The task -> Repeat the records below exactly, leaving out every picture.

Listed entries ->

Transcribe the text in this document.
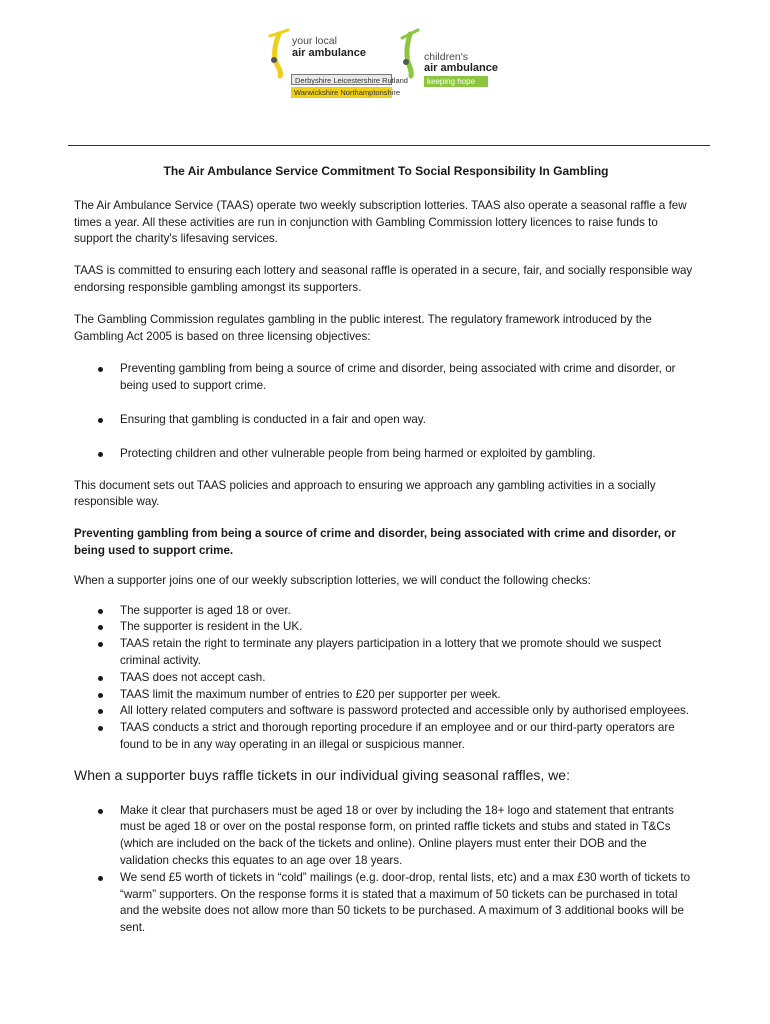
your local
air ambulance
Derbyshire Leicestershire Rutland
Warwickshire Northamptonshire
children's
air ambulance
keeping hope alive
The Air Ambulance Service Commitment To Social Responsibility In Gambling

The Air Ambulance Service (TAAS) operate two weekly subscription lotteries. TAAS also operate a seasonal raffle a few times a year. All these activities are run in conjunction with Gambling Commission lottery licences to raise funds to support the charity's lifesaving services.

TAAS is committed to ensuring each lottery and seasonal raffle is operated in a secure, fair, and socially responsible way endorsing responsible gambling amongst its supporters.

The Gambling Commission regulates gambling in the public interest. The regulatory framework introduced by the Gambling Act 2005 is based on three licensing objectives:

Preventing gambling from being a source of crime and disorder, being associated with crime and disorder, or being used to support crime.
Ensuring that gambling is conducted in a fair and open way.
Protecting children and other vulnerable people from being harmed or exploited by gambling.

This document sets out TAAS policies and approach to ensuring we approach any gambling activities in a socially responsible way.

Preventing gambling from being a source of crime and disorder, being associated with crime and disorder, or being used to support crime.

When a supporter joins one of our weekly subscription lotteries, we will conduct the following checks:

The supporter is aged 18 or over.
The supporter is resident in the UK.
TAAS retain the right to terminate any players participation in a lottery that we promote should we suspect criminal activity.
TAAS does not accept cash.
TAAS limit the maximum number of entries to £20 per supporter per week.
All lottery related computers and software is password protected and accessible only by authorised employees.
TAAS conducts a strict and thorough reporting procedure if an employee and or our third-party operators are found to be in any way operating in an illegal or suspicious manner.
When a supporter buys raffle tickets in our individual giving seasonal raffles, we:
Make it clear that purchasers must be aged 18 or over by including the 18+ logo and statement that entrants must be aged 18 or over on the postal response form, on printed raffle tickets and stubs and stated in T&Cs (which are included on the back of the tickets and online). Online players must enter their DOB and the validation checks this equates to an age over 18 years.
We send £5 worth of tickets in “cold” mailings (e.g. door-drop, rental lists, etc) and a max £30 worth of tickets to “warm” supporters. On the response forms it is stated that a maximum of 50 tickets can be purchased in total and the website does not allow more than 50 tickets to be purchased. A maximum of 3 additional books will be sent.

Exercise result ->
Transcribe the text in this document.
your local
air ambulance
Derbyshire Leicestershire Rutland
Warwickshire Northamptonshire
children's
air ambulance
keeping hope alive
The Air Ambulance Service Commitment To Social Responsibility In Gambling

The Air Ambulance Service (TAAS) operate two weekly subscription lotteries. TAAS also operate a seasonal raffle a few times a year. All these activities are run in conjunction with Gambling Commission lottery licences to raise funds to support the charity's lifesaving services.

TAAS is committed to ensuring each lottery and seasonal raffle is operated in a secure, fair, and socially responsible way endorsing responsible gambling amongst its supporters.

The Gambling Commission regulates gambling in the public interest. The regulatory framework introduced by the Gambling Act 2005 is based on three licensing objectives:

Preventing gambling from being a source of crime and disorder, being associated with crime and disorder, or being used to support crime.
Ensuring that gambling is conducted in a fair and open way.
Protecting children and other vulnerable people from being harmed or exploited by gambling.

This document sets out TAAS policies and approach to ensuring we approach any gambling activities in a socially responsible way.

Preventing gambling from being a source of crime and disorder, being associated with crime and disorder, or being used to support crime.

When a supporter joins one of our weekly subscription lotteries, we will conduct the following checks:

The supporter is aged 18 or over.
The supporter is resident in the UK.
TAAS retain the right to terminate any players participation in a lottery that we promote should we suspect criminal activity.
TAAS does not accept cash.
TAAS limit the maximum number of entries to £20 per supporter per week.
All lottery related computers and software is password protected and accessible only by authorised employees.
TAAS conducts a strict and thorough reporting procedure if an employee and or our third-party operators are found to be in any way operating in an illegal or suspicious manner.
When a supporter buys raffle tickets in our individual giving seasonal raffles, we:
Make it clear that purchasers must be aged 18 or over by including the 18+ logo and statement that entrants must be aged 18 or over on the postal response form, on printed raffle tickets and stubs and stated in T&Cs (which are included on the back of the tickets and online). Online players must enter their DOB and the validation checks this equates to an age over 18 years.
We send £5 worth of tickets in “cold” mailings (e.g. door-drop, rental lists, etc) and a max £30 worth of tickets to “warm” supporters. On the response forms it is stated that a maximum of 50 tickets can be purchased in total and the website does not allow more than 50 tickets to be purchased. A maximum of 3 additional books will be sent.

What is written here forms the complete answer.